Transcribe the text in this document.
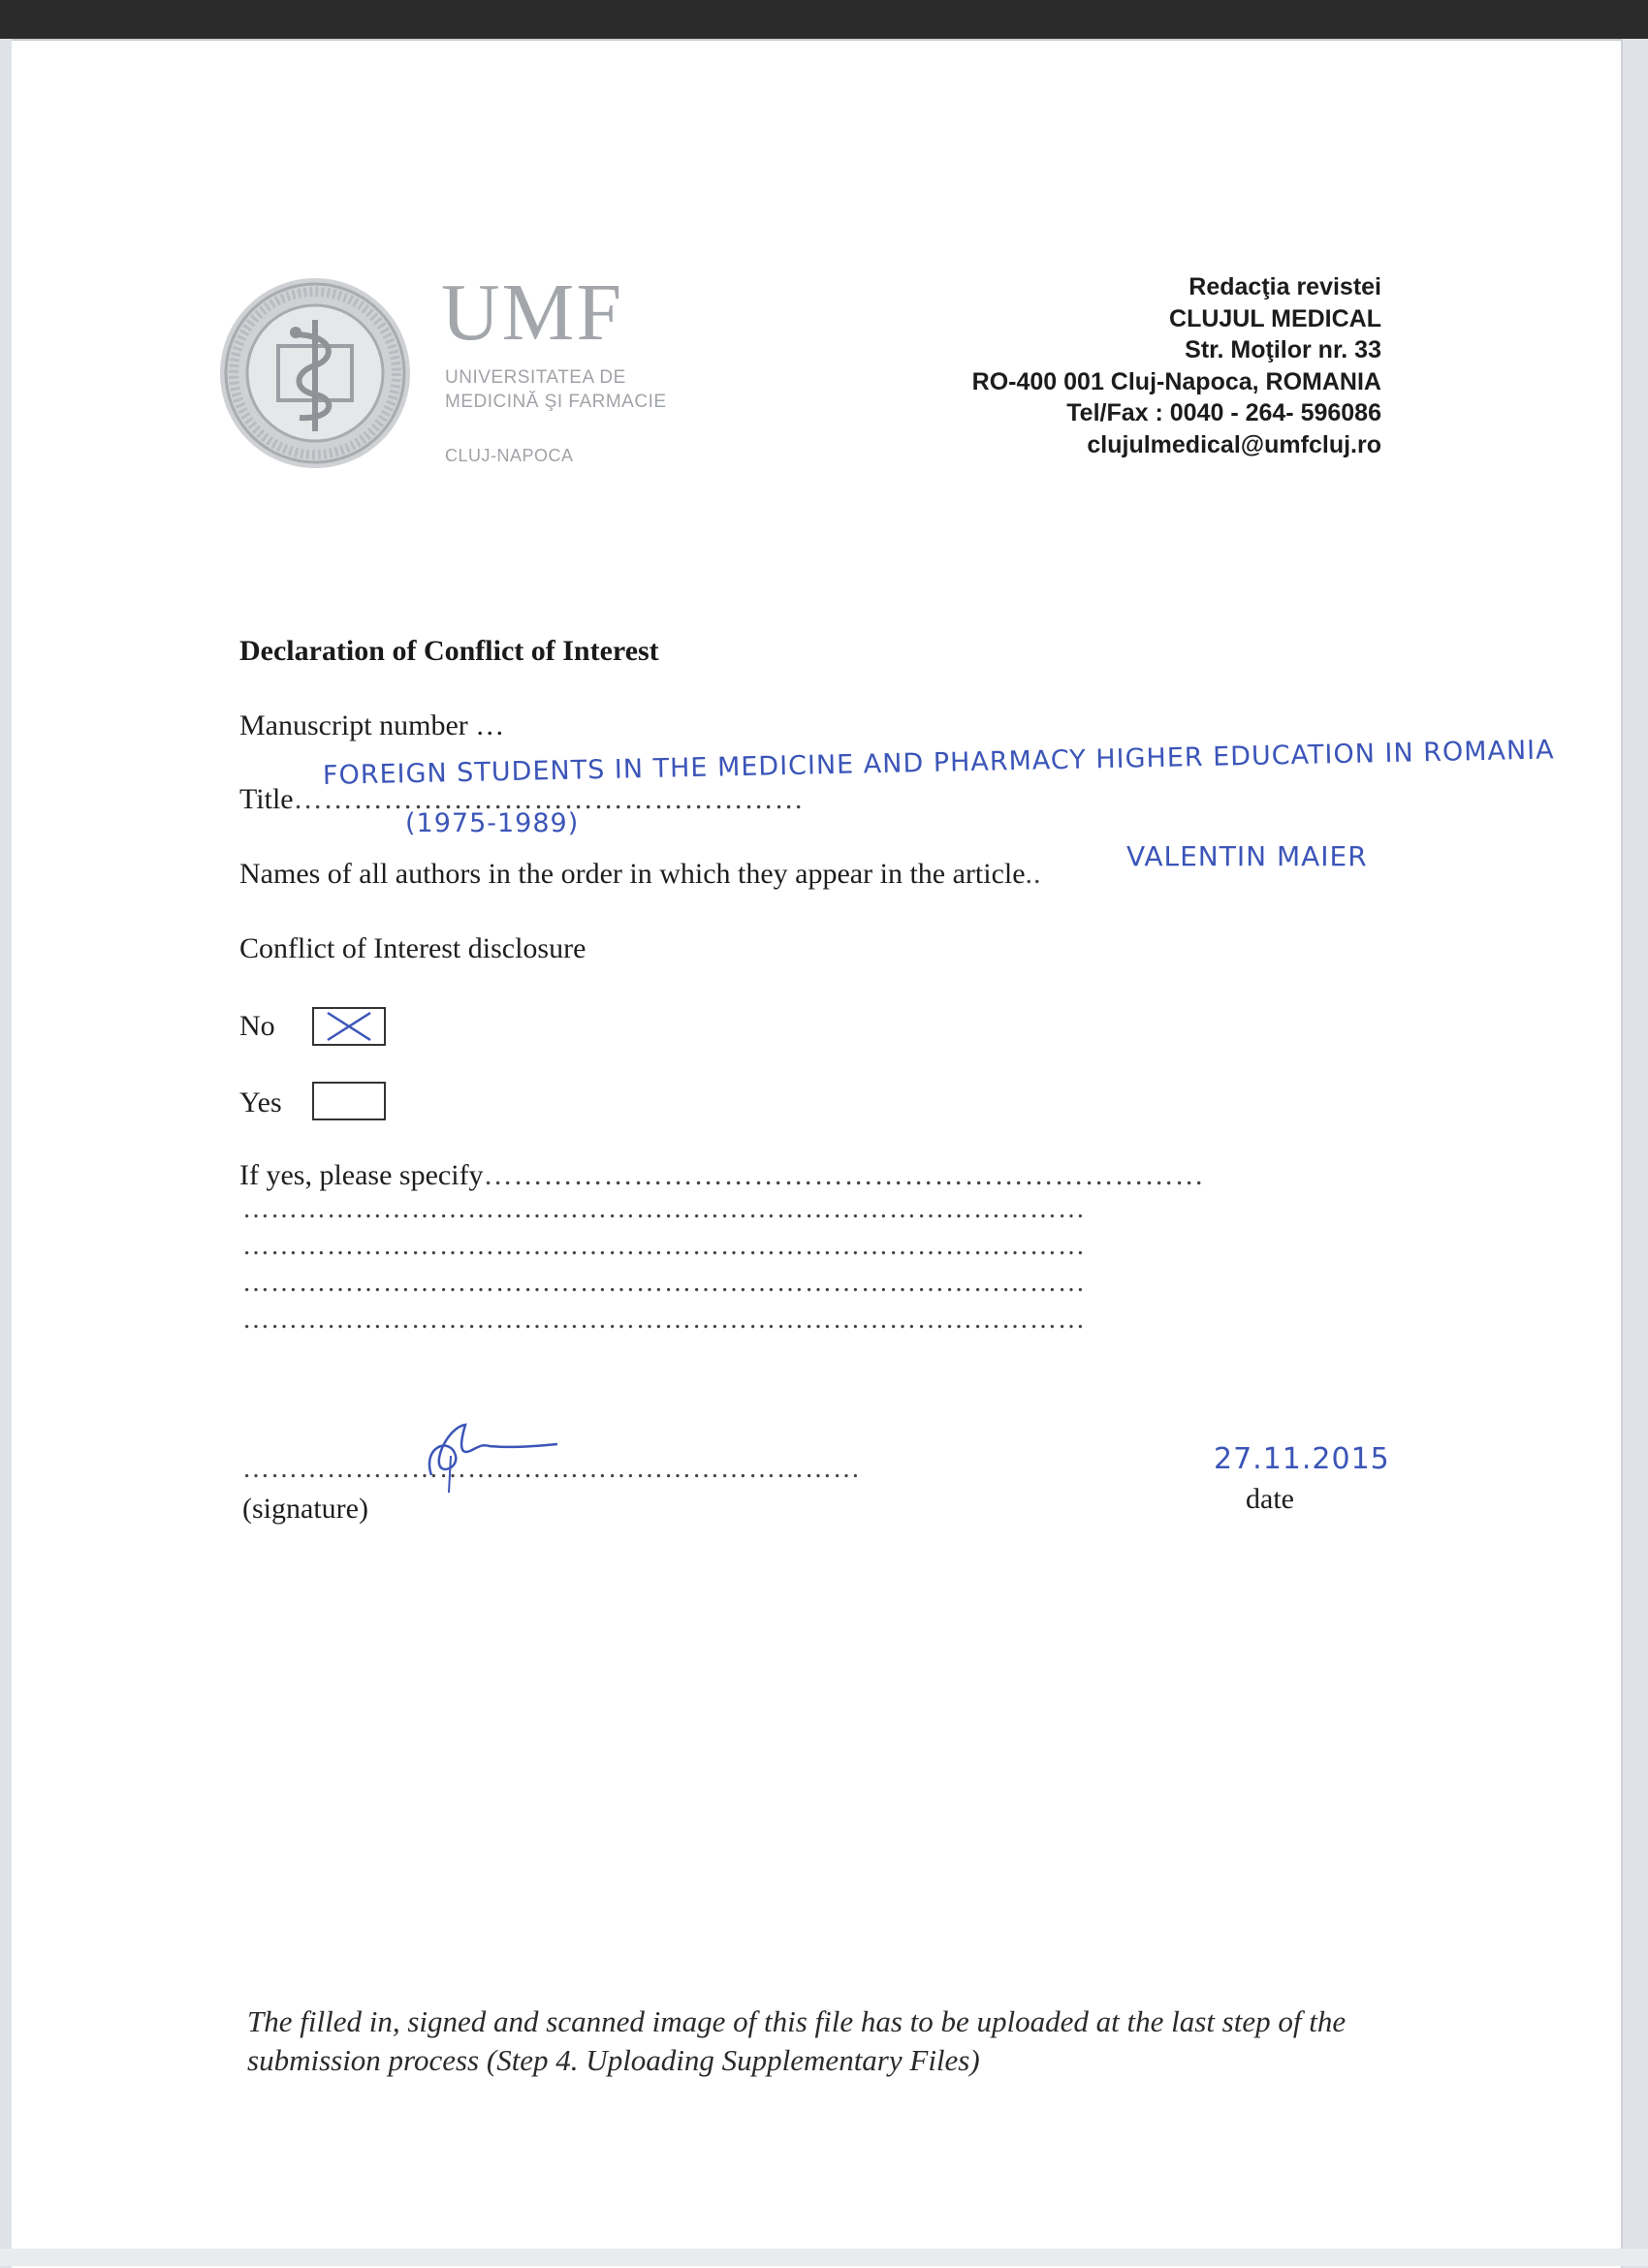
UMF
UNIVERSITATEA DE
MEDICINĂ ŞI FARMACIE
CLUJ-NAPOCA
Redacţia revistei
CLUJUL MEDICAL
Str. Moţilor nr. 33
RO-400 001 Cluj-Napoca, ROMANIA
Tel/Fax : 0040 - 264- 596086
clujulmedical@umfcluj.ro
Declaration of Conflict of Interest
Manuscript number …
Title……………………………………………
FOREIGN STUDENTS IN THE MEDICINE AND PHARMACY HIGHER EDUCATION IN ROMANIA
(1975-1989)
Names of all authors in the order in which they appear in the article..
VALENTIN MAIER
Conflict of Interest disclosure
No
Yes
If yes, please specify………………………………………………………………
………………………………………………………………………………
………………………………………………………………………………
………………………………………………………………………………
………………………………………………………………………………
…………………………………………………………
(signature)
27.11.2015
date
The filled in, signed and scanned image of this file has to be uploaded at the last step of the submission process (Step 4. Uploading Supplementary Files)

☆ ☆ ☆ ☆ ☆

Keep every word of the data as it is when you write it out, but drop the pictures.

FINAL RESULT
Transcribe the text in this document.
UMF
UNIVERSITATEA DE
MEDICINĂ ŞI FARMACIE
CLUJ-NAPOCA
Redacţia revistei
CLUJUL MEDICAL
Str. Moţilor nr. 33
RO-400 001 Cluj-Napoca, ROMANIA
Tel/Fax : 0040 - 264- 596086
clujulmedical@umfcluj.ro
Declaration of Conflict of Interest
Manuscript number …
Title……………………………………………
FOREIGN STUDENTS IN THE MEDICINE AND PHARMACY HIGHER EDUCATION IN ROMANIA
(1975-1989)
Names of all authors in the order in which they appear in the article..
VALENTIN MAIER
Conflict of Interest disclosure
No
Yes
If yes, please specify………………………………………………………………
………………………………………………………………………………
………………………………………………………………………………
………………………………………………………………………………
………………………………………………………………………………
…………………………………………………………
(signature)
27.11.2015
date
The filled in, signed and scanned image of this file has to be uploaded at the last step of the submission process (Step 4. Uploading Supplementary Files)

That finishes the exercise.